====== Listed entries

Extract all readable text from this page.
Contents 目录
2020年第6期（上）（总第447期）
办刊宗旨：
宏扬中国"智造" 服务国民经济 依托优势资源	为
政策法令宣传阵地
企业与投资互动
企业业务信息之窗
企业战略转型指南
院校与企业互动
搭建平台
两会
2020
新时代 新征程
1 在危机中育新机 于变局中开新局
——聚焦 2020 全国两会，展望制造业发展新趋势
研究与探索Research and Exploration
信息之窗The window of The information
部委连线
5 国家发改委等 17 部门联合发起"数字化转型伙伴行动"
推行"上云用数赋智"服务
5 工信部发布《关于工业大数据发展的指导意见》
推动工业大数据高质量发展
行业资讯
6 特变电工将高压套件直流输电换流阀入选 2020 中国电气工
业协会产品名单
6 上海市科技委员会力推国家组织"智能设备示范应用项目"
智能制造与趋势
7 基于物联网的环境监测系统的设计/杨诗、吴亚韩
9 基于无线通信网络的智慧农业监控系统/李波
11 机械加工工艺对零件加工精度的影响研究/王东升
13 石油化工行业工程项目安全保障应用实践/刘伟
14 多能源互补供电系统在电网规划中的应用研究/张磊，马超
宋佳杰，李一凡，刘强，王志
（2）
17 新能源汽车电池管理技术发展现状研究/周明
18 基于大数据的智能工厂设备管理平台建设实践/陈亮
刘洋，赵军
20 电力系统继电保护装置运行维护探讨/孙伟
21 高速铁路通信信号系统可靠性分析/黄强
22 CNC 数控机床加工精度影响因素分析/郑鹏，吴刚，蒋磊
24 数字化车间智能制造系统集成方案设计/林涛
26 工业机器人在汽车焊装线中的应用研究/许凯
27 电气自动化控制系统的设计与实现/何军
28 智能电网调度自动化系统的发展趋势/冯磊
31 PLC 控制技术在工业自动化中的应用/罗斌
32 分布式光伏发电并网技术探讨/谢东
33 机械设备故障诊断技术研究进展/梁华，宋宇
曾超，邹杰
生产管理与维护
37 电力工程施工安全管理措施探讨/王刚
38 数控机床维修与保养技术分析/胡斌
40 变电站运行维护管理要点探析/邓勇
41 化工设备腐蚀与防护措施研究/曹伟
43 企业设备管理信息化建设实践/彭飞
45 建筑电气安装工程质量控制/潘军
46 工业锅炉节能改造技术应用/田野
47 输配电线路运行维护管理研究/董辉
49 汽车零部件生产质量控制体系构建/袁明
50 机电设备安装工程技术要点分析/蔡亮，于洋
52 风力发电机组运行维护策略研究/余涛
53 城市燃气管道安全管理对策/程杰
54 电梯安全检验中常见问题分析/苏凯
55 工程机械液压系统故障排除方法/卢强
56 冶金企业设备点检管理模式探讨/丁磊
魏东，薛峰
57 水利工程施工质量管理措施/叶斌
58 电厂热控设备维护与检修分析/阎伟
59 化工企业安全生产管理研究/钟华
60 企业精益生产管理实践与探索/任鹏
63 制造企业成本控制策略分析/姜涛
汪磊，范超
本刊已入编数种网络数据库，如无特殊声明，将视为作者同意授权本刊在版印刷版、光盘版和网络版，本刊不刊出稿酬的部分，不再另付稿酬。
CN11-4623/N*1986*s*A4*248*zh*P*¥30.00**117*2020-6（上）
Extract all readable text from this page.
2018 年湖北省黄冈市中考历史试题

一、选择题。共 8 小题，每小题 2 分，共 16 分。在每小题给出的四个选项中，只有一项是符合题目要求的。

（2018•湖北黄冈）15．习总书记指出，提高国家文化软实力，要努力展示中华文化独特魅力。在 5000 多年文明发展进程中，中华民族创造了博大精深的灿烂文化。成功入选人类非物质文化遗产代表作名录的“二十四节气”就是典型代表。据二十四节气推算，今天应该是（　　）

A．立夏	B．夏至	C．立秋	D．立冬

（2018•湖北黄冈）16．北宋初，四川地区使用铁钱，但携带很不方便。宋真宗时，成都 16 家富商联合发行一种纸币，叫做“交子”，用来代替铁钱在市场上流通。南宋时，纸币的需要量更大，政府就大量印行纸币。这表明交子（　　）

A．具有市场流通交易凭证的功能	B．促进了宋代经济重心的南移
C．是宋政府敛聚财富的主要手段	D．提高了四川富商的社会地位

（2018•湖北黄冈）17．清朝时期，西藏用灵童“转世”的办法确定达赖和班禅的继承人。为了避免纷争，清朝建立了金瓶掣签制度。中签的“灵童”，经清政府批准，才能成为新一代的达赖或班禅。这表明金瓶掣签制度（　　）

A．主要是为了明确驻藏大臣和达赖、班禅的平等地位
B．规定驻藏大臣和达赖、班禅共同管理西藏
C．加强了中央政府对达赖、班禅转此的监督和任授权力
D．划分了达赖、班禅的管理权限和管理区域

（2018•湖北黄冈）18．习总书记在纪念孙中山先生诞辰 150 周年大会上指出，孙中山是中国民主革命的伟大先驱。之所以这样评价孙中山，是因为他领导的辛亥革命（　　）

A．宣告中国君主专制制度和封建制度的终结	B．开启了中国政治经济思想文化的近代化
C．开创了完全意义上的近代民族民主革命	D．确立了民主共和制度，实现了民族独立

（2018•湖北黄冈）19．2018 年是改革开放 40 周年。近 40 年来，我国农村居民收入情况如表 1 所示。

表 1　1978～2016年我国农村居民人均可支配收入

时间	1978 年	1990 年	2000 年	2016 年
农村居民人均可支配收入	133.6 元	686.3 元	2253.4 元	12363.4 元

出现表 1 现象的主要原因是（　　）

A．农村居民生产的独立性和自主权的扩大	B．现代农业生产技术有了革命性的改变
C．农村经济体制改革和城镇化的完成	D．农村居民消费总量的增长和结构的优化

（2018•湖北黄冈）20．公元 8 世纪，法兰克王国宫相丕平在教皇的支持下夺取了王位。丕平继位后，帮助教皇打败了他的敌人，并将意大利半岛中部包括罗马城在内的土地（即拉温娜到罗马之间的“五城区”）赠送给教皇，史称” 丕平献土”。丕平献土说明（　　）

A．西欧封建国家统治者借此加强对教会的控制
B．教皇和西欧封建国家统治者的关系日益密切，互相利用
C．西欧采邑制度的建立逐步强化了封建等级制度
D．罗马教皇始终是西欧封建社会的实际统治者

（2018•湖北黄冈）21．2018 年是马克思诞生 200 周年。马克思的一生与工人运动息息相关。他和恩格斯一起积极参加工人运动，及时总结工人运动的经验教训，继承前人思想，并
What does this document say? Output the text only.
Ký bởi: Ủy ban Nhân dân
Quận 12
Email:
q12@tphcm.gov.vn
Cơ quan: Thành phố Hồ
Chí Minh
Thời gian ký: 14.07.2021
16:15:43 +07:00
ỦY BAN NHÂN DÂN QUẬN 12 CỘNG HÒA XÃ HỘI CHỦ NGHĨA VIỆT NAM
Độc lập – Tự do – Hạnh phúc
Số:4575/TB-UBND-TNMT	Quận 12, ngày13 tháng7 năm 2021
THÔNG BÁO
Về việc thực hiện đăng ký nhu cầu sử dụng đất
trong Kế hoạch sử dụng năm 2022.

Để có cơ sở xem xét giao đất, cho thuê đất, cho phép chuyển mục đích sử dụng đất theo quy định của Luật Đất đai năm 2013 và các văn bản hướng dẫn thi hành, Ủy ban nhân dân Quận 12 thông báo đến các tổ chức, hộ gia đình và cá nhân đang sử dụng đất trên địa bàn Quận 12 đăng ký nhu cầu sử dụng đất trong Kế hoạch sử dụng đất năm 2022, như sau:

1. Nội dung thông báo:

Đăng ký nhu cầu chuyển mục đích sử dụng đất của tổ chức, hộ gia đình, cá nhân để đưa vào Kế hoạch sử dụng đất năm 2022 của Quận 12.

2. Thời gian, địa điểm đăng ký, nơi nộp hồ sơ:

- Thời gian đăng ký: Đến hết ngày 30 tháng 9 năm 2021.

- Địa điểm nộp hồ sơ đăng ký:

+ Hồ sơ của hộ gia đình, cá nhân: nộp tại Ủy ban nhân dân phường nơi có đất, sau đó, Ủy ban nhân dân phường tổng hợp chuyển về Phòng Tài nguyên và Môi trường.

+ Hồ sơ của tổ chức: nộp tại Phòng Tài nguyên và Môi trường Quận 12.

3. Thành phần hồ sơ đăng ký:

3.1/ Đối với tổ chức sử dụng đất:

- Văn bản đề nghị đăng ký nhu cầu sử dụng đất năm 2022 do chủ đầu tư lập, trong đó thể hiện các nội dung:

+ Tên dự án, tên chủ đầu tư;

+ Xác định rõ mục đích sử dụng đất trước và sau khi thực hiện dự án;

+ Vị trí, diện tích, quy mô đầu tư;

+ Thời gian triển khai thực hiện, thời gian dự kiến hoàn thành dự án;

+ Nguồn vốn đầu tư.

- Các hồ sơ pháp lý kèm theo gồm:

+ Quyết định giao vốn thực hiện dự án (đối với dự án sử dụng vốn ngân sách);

============

The request:
Search the data for the string "trường" and copy each line where it appears.

Task answer:
+ Hồ sơ của hộ gia đình, cá nhân: nộp tại Ủy ban nhân dân phường nơi có đất, sau đó, Ủy ban nhân dân phường tổng hợp chuyển về Phòng Tài nguyên và Môi trường.
+ Hồ sơ của tổ chức: nộp tại Phòng Tài nguyên và Môi trường Quận 12.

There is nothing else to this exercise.